(Part of a data file)

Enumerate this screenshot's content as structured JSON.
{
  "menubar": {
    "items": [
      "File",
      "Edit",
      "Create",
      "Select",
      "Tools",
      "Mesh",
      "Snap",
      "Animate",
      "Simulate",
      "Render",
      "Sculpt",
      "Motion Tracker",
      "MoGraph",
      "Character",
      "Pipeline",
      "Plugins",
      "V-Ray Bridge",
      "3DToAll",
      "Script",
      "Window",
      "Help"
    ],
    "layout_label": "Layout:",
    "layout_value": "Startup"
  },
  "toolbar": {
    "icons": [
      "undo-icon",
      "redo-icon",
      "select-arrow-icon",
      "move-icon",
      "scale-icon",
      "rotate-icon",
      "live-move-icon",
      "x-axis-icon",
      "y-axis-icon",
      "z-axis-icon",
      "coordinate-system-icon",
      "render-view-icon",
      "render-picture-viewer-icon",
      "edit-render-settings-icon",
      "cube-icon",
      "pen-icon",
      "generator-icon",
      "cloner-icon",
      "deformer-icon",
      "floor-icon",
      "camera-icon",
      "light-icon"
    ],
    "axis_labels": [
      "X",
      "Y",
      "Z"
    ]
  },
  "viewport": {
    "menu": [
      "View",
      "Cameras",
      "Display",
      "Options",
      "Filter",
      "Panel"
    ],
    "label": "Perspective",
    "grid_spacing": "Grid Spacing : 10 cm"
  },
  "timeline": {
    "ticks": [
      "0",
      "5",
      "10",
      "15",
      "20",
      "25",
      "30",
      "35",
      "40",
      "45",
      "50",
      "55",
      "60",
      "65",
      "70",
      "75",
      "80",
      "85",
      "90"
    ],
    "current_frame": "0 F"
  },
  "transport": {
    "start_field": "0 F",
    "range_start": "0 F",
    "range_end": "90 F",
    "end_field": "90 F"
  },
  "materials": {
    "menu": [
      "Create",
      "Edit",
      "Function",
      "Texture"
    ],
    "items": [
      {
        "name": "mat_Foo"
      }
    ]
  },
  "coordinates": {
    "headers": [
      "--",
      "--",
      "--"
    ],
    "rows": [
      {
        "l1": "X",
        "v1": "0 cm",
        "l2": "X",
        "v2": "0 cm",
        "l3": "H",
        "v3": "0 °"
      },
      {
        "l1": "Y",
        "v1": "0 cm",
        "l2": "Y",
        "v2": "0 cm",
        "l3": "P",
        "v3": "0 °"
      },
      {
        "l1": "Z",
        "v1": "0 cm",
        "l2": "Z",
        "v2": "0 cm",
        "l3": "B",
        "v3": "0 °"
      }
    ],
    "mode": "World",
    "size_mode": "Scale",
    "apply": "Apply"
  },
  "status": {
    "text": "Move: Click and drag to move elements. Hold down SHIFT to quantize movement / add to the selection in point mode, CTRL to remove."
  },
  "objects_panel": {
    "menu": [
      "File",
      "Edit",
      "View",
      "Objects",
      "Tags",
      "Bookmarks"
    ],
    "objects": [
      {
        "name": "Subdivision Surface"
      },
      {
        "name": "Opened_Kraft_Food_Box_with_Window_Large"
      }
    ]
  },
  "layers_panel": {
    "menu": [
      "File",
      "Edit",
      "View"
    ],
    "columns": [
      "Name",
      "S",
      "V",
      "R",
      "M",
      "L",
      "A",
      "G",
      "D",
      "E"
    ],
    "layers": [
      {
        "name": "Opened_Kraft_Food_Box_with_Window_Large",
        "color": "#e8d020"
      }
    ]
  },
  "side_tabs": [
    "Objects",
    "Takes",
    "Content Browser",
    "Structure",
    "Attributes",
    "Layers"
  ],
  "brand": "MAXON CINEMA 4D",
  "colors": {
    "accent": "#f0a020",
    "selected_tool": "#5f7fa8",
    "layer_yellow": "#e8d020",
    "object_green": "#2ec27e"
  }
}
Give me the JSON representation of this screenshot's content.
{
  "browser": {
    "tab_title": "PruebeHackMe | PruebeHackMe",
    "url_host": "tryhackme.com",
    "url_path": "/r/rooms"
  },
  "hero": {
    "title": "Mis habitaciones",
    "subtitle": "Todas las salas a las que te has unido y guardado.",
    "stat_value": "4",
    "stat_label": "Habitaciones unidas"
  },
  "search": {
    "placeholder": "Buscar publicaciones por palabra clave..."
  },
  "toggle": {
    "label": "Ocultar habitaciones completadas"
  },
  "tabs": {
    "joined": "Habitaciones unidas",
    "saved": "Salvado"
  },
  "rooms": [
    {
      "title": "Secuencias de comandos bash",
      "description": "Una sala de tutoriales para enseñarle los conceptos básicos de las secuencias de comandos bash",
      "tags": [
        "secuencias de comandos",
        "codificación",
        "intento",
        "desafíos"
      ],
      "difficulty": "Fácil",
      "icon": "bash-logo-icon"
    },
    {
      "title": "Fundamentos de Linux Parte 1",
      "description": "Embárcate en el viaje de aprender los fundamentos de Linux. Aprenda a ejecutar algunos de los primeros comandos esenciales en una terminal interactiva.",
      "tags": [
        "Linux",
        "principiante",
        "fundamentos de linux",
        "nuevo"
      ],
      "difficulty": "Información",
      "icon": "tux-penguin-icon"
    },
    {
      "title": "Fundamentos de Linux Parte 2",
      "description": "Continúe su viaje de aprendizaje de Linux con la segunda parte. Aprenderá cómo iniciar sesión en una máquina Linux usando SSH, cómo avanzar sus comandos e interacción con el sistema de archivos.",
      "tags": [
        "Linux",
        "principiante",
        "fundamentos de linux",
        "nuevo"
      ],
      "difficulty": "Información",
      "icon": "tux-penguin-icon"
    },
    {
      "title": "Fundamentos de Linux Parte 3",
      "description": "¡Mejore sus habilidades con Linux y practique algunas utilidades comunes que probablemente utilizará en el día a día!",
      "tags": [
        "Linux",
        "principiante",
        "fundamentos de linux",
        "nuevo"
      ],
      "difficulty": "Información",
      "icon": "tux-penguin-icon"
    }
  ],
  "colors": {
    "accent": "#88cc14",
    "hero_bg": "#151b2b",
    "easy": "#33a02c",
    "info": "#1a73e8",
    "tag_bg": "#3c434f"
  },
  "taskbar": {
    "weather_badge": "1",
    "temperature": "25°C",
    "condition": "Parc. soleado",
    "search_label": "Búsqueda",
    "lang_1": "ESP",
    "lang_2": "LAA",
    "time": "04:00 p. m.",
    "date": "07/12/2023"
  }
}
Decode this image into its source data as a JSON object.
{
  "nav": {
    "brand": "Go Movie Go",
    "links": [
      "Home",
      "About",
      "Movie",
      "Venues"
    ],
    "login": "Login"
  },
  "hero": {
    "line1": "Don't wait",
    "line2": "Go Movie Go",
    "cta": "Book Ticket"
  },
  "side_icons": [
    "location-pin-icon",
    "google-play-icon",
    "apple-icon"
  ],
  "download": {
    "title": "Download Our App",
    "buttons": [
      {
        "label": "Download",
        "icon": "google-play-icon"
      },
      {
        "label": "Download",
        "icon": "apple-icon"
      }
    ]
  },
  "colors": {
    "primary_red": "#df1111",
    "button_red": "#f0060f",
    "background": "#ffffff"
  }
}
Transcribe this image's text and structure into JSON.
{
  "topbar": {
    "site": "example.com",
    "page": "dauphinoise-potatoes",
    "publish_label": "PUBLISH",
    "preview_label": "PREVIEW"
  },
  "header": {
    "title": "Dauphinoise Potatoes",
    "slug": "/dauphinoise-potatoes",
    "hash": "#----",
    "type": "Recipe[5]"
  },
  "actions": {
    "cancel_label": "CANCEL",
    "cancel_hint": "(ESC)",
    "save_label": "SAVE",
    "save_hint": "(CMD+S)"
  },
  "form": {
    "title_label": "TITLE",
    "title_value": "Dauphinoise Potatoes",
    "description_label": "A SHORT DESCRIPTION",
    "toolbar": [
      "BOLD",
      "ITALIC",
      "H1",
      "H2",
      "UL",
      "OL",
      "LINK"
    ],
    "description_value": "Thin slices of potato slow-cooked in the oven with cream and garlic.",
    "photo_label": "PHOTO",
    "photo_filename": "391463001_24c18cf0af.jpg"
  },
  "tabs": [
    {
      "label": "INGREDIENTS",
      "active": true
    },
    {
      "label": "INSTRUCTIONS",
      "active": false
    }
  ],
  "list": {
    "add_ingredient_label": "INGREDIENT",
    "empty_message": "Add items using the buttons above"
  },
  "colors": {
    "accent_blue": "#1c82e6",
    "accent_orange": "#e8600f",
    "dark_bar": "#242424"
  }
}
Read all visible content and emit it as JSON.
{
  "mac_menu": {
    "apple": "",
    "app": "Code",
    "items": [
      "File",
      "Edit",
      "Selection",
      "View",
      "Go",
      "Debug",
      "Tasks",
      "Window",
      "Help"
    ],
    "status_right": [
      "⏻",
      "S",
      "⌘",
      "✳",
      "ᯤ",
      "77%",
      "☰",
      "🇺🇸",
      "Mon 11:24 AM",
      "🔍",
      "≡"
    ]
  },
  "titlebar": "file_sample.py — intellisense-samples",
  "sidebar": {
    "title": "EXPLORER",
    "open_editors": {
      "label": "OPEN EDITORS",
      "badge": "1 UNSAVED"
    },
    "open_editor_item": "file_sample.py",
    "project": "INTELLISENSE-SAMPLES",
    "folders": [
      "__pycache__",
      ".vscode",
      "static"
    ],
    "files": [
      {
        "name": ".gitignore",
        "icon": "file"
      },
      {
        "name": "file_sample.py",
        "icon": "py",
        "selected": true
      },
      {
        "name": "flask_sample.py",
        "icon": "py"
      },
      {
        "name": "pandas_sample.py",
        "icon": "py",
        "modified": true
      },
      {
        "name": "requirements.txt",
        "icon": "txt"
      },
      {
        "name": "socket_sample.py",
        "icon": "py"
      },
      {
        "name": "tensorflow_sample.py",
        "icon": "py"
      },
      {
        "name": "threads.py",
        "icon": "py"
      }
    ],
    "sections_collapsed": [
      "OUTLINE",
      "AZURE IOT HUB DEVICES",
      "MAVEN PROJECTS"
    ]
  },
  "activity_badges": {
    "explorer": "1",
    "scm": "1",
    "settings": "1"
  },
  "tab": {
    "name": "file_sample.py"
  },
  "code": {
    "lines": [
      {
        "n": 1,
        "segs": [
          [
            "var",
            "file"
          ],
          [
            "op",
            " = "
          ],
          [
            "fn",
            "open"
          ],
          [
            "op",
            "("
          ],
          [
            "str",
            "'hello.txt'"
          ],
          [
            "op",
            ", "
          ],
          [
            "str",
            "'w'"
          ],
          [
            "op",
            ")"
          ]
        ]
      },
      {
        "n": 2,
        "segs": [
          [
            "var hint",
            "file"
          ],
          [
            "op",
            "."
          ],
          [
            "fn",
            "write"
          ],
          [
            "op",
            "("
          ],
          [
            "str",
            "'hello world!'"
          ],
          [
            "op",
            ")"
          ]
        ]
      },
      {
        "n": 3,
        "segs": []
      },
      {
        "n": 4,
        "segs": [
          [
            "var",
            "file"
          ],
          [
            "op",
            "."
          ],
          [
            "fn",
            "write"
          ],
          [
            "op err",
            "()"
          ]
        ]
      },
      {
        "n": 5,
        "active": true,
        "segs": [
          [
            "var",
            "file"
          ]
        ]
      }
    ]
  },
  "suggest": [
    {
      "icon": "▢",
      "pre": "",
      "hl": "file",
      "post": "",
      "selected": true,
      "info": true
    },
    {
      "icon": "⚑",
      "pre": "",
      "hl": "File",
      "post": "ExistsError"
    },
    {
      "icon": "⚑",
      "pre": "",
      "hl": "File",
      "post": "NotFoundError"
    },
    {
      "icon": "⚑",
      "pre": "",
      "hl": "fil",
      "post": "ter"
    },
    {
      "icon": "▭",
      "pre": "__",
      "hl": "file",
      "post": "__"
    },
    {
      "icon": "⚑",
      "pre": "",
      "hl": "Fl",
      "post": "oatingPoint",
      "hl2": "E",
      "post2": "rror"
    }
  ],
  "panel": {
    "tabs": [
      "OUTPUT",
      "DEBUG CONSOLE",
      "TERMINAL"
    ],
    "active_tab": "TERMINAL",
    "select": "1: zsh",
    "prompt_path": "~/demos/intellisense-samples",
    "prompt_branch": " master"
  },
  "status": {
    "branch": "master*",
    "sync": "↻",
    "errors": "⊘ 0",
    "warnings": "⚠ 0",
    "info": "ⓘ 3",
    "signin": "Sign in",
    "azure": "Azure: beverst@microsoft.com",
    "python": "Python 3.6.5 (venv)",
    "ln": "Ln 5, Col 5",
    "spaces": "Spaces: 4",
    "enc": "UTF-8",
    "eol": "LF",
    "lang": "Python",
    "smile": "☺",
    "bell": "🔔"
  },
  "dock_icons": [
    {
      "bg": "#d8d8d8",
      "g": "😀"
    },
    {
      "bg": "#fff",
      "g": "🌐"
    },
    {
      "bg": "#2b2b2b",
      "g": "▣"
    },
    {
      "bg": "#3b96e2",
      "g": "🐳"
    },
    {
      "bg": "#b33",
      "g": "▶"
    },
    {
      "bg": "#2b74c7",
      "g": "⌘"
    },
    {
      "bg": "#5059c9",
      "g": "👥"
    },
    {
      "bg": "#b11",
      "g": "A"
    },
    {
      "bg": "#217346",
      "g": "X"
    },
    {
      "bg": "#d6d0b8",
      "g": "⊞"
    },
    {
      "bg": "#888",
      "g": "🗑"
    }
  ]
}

To do
Copy every line that contains the string "buttons".

Answer to this problem
    "buttons": [
    "empty_message": "Add items using the buttons above"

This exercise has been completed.